Items »
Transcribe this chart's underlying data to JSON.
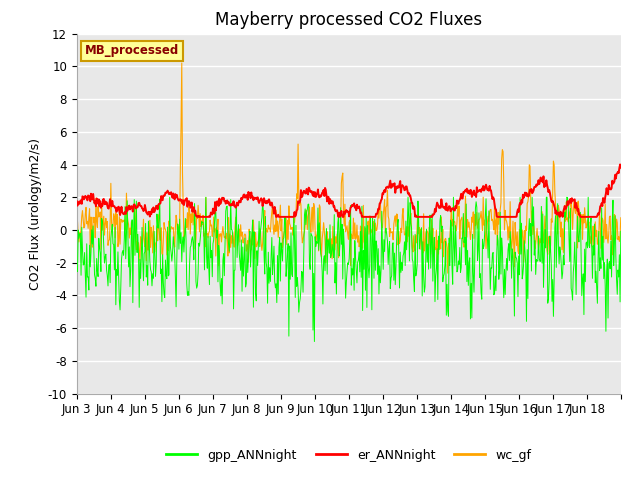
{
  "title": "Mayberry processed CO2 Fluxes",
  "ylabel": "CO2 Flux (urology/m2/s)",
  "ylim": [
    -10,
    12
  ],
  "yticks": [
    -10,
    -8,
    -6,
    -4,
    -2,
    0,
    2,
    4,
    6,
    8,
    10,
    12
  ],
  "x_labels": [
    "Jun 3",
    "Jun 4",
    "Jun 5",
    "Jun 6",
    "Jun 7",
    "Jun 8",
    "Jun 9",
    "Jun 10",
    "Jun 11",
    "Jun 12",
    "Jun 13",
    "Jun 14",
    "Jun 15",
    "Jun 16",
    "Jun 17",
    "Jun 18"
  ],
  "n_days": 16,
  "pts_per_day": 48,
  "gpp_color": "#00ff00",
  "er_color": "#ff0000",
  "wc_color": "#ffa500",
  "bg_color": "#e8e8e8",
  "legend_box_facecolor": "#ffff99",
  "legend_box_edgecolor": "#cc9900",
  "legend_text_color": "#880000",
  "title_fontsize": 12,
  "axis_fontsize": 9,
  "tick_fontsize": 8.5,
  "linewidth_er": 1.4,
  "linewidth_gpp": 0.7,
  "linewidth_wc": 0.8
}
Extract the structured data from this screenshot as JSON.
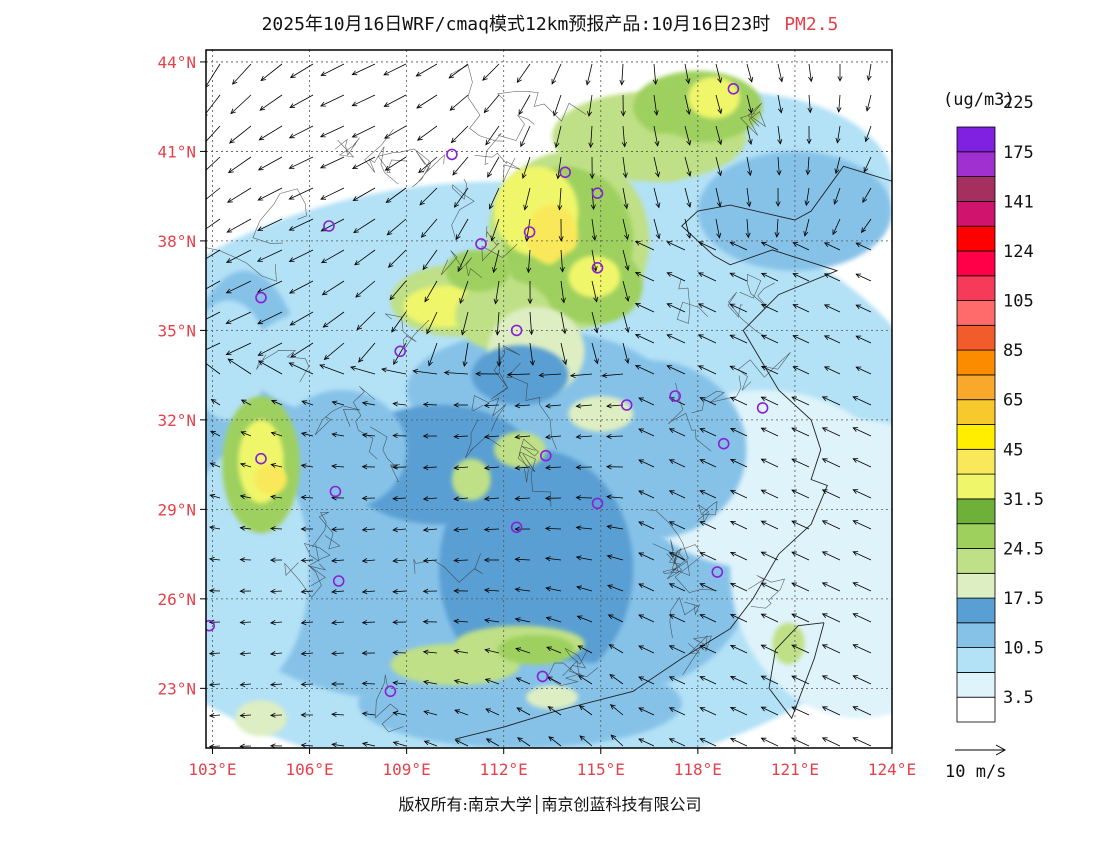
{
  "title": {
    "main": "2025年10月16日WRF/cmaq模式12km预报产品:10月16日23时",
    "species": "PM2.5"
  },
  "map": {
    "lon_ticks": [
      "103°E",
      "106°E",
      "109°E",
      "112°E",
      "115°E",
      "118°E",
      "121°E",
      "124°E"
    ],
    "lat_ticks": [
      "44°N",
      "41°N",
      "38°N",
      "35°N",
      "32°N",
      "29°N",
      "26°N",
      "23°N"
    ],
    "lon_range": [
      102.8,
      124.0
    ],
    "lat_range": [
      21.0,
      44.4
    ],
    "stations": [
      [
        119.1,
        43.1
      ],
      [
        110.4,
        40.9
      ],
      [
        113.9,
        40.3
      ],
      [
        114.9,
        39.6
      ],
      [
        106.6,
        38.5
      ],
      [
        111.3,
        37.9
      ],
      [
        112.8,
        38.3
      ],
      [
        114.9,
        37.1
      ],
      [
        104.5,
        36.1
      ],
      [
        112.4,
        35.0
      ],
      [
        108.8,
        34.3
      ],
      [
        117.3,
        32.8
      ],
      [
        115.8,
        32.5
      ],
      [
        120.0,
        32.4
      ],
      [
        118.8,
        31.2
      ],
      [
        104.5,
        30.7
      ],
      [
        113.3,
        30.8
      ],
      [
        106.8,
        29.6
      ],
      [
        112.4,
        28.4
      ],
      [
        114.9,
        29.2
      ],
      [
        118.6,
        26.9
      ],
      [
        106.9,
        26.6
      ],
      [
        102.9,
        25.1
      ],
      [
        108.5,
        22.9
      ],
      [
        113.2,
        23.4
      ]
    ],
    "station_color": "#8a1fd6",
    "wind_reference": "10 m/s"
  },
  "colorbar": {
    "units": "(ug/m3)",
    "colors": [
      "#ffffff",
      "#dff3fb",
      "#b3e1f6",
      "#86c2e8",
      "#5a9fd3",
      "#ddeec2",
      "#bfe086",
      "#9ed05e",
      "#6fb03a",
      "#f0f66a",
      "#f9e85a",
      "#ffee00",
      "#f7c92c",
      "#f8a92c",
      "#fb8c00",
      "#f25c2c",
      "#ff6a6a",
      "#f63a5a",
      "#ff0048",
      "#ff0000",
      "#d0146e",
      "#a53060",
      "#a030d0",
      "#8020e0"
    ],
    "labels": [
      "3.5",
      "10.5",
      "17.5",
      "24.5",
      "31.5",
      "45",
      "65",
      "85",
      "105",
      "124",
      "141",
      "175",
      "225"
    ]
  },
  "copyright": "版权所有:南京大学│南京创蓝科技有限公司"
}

Exercise brief »
In the listing, find every line with the word "data" and state how many there are, nothing more.

Task response »
2